Give every entry again, word for word and in full.
━━━━━ Recorded data
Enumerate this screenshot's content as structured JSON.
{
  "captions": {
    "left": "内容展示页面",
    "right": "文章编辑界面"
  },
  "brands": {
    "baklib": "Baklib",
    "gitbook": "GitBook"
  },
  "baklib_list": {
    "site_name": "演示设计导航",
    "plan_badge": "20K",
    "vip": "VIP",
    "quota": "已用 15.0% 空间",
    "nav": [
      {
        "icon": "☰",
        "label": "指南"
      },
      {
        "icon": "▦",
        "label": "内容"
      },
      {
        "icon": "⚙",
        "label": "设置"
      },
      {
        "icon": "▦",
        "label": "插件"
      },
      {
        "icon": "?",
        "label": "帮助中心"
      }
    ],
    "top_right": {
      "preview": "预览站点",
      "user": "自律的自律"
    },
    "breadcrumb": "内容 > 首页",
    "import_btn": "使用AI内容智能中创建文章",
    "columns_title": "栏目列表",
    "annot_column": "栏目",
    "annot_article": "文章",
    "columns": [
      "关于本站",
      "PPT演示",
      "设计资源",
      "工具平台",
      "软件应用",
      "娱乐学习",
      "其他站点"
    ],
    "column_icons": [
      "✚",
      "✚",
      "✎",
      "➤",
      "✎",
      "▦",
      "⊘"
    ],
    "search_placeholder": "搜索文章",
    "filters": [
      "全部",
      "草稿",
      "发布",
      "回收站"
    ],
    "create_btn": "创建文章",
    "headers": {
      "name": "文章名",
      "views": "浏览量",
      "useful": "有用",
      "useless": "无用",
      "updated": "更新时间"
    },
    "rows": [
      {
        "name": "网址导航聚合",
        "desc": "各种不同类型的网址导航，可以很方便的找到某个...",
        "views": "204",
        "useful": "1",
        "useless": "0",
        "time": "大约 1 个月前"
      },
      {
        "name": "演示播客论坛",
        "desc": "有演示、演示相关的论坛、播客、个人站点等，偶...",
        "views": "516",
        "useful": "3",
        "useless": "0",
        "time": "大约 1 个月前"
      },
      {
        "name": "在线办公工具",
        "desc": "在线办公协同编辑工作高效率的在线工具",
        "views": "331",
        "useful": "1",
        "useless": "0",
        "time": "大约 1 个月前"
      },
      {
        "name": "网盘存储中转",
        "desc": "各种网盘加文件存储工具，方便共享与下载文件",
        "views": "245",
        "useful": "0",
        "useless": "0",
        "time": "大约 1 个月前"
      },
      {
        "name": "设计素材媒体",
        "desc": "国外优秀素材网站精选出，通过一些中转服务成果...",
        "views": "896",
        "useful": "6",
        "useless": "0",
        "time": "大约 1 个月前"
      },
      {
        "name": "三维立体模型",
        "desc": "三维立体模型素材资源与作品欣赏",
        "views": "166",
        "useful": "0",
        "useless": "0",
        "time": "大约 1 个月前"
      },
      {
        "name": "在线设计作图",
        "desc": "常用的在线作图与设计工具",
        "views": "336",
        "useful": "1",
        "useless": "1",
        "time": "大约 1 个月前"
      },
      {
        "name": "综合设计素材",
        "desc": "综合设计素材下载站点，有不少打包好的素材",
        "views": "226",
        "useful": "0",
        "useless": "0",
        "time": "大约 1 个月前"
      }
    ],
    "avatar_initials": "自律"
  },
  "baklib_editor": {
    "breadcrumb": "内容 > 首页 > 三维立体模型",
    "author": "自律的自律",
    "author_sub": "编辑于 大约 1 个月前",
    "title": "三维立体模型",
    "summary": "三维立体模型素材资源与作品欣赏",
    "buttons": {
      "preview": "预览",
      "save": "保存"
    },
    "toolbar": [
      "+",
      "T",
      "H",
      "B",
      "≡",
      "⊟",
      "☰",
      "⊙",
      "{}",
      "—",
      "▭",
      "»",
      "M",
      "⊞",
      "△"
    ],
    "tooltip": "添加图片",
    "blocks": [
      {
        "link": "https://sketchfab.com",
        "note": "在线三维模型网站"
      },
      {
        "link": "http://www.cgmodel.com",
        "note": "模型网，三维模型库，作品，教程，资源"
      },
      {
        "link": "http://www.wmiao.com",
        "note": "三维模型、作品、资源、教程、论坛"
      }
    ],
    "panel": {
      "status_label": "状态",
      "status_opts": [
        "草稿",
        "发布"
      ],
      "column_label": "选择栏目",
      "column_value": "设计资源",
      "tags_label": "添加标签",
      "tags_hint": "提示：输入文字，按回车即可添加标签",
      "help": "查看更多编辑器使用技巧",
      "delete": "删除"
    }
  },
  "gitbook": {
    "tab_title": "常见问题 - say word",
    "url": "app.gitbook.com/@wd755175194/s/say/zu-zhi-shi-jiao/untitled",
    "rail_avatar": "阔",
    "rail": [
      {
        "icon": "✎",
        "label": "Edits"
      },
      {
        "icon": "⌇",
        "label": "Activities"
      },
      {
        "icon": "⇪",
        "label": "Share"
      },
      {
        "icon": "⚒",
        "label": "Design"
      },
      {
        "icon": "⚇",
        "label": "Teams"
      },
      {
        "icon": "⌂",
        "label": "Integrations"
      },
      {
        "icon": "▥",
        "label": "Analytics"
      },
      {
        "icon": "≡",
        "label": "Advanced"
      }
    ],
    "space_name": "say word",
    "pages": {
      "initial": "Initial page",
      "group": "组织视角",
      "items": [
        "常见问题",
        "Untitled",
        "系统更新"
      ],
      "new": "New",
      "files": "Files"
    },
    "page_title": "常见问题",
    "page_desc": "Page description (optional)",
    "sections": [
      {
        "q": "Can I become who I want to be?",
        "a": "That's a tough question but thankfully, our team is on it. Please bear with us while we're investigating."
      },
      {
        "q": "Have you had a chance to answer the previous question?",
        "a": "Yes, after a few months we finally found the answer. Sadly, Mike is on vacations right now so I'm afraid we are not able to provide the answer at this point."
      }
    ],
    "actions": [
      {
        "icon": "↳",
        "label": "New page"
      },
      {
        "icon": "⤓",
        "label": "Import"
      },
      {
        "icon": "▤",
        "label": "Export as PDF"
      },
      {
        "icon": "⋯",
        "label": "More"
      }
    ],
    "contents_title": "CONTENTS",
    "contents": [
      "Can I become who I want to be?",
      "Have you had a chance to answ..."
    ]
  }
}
━━━━━━━━━━
**The answer:**
Enumerate this screenshot's content as structured JSON.
{
  "captions": {
    "left": "内容展示页面",
    "right": "文章编辑界面"
  },
  "brands": {
    "baklib": "Baklib",
    "gitbook": "GitBook"
  },
  "baklib_list": {
    "site_name": "演示设计导航",
    "plan_badge": "20K",
    "vip": "VIP",
    "quota": "已用 15.0% 空间",
    "nav": [
      {
        "icon": "☰",
        "label": "指南"
      },
      {
        "icon": "▦",
        "label": "内容"
      },
      {
        "icon": "⚙",
        "label": "设置"
      },
      {
        "icon": "▦",
        "label": "插件"
      },
      {
        "icon": "?",
        "label": "帮助中心"
      }
    ],
    "top_right": {
      "preview": "预览站点",
      "user": "自律的自律"
    },
    "breadcrumb": "内容 > 首页",
    "import_btn": "使用AI内容智能中创建文章",
    "columns_title": "栏目列表",
    "annot_column": "栏目",
    "annot_article": "文章",
    "columns": [
      "关于本站",
      "PPT演示",
      "设计资源",
      "工具平台",
      "软件应用",
      "娱乐学习",
      "其他站点"
    ],
    "column_icons": [
      "✚",
      "✚",
      "✎",
      "➤",
      "✎",
      "▦",
      "⊘"
    ],
    "search_placeholder": "搜索文章",
    "filters": [
      "全部",
      "草稿",
      "发布",
      "回收站"
    ],
    "create_btn": "创建文章",
    "headers": {
      "name": "文章名",
      "views": "浏览量",
      "useful": "有用",
      "useless": "无用",
      "updated": "更新时间"
    },
    "rows": [
      {
        "name": "网址导航聚合",
        "desc": "各种不同类型的网址导航，可以很方便的找到某个...",
        "views": "204",
        "useful": "1",
        "useless": "0",
        "time": "大约 1 个月前"
      },
      {
        "name": "演示播客论坛",
        "desc": "有演示、演示相关的论坛、播客、个人站点等，偶...",
        "views": "516",
        "useful": "3",
        "useless": "0",
        "time": "大约 1 个月前"
      },
      {
        "name": "在线办公工具",
        "desc": "在线办公协同编辑工作高效率的在线工具",
        "views": "331",
        "useful": "1",
        "useless": "0",
        "time": "大约 1 个月前"
      },
      {
        "name": "网盘存储中转",
        "desc": "各种网盘加文件存储工具，方便共享与下载文件",
        "views": "245",
        "useful": "0",
        "useless": "0",
        "time": "大约 1 个月前"
      },
      {
        "name": "设计素材媒体",
        "desc": "国外优秀素材网站精选出，通过一些中转服务成果...",
        "views": "896",
        "useful": "6",
        "useless": "0",
        "time": "大约 1 个月前"
      },
      {
        "name": "三维立体模型",
        "desc": "三维立体模型素材资源与作品欣赏",
        "views": "166",
        "useful": "0",
        "useless": "0",
        "time": "大约 1 个月前"
      },
      {
        "name": "在线设计作图",
        "desc": "常用的在线作图与设计工具",
        "views": "336",
        "useful": "1",
        "useless": "1",
        "time": "大约 1 个月前"
      },
      {
        "name": "综合设计素材",
        "desc": "综合设计素材下载站点，有不少打包好的素材",
        "views": "226",
        "useful": "0",
        "useless": "0",
        "time": "大约 1 个月前"
      }
    ],
    "avatar_initials": "自律"
  },
  "baklib_editor": {
    "breadcrumb": "内容 > 首页 > 三维立体模型",
    "author": "自律的自律",
    "author_sub": "编辑于 大约 1 个月前",
    "title": "三维立体模型",
    "summary": "三维立体模型素材资源与作品欣赏",
    "buttons": {
      "preview": "预览",
      "save": "保存"
    },
    "toolbar": [
      "+",
      "T",
      "H",
      "B",
      "≡",
      "⊟",
      "☰",
      "⊙",
      "{}",
      "—",
      "▭",
      "»",
      "M",
      "⊞",
      "△"
    ],
    "tooltip": "添加图片",
    "blocks": [
      {
        "link": "https://sketchfab.com",
        "note": "在线三维模型网站"
      },
      {
        "link": "http://www.cgmodel.com",
        "note": "模型网，三维模型库，作品，教程，资源"
      },
      {
        "link": "http://www.wmiao.com",
        "note": "三维模型、作品、资源、教程、论坛"
      }
    ],
    "panel": {
      "status_label": "状态",
      "status_opts": [
        "草稿",
        "发布"
      ],
      "column_label": "选择栏目",
      "column_value": "设计资源",
      "tags_label": "添加标签",
      "tags_hint": "提示：输入文字，按回车即可添加标签",
      "help": "查看更多编辑器使用技巧",
      "delete": "删除"
    }
  },
  "gitbook": {
    "tab_title": "常见问题 - say word",
    "url": "app.gitbook.com/@wd755175194/s/say/zu-zhi-shi-jiao/untitled",
    "rail_avatar": "阔",
    "rail": [
      {
        "icon": "✎",
        "label": "Edits"
      },
      {
        "icon": "⌇",
        "label": "Activities"
      },
      {
        "icon": "⇪",
        "label": "Share"
      },
      {
        "icon": "⚒",
        "label": "Design"
      },
      {
        "icon": "⚇",
        "label": "Teams"
      },
      {
        "icon": "⌂",
        "label": "Integrations"
      },
      {
        "icon": "▥",
        "label": "Analytics"
      },
      {
        "icon": "≡",
        "label": "Advanced"
      }
    ],
    "space_name": "say word",
    "pages": {
      "initial": "Initial page",
      "group": "组织视角",
      "items": [
        "常见问题",
        "Untitled",
        "系统更新"
      ],
      "new": "New",
      "files": "Files"
    },
    "page_title": "常见问题",
    "page_desc": "Page description (optional)",
    "sections": [
      {
        "q": "Can I become who I want to be?",
        "a": "That's a tough question but thankfully, our team is on it. Please bear with us while we're investigating."
      },
      {
        "q": "Have you had a chance to answer the previous question?",
        "a": "Yes, after a few months we finally found the answer. Sadly, Mike is on vacations right now so I'm afraid we are not able to provide the answer at this point."
      }
    ],
    "actions": [
      {
        "icon": "↳",
        "label": "New page"
      },
      {
        "icon": "⤓",
        "label": "Import"
      },
      {
        "icon": "▤",
        "label": "Export as PDF"
      },
      {
        "icon": "⋯",
        "label": "More"
      }
    ],
    "contents_title": "CONTENTS",
    "contents": [
      "Can I become who I want to be?",
      "Have you had a chance to answ..."
    ]
  }
}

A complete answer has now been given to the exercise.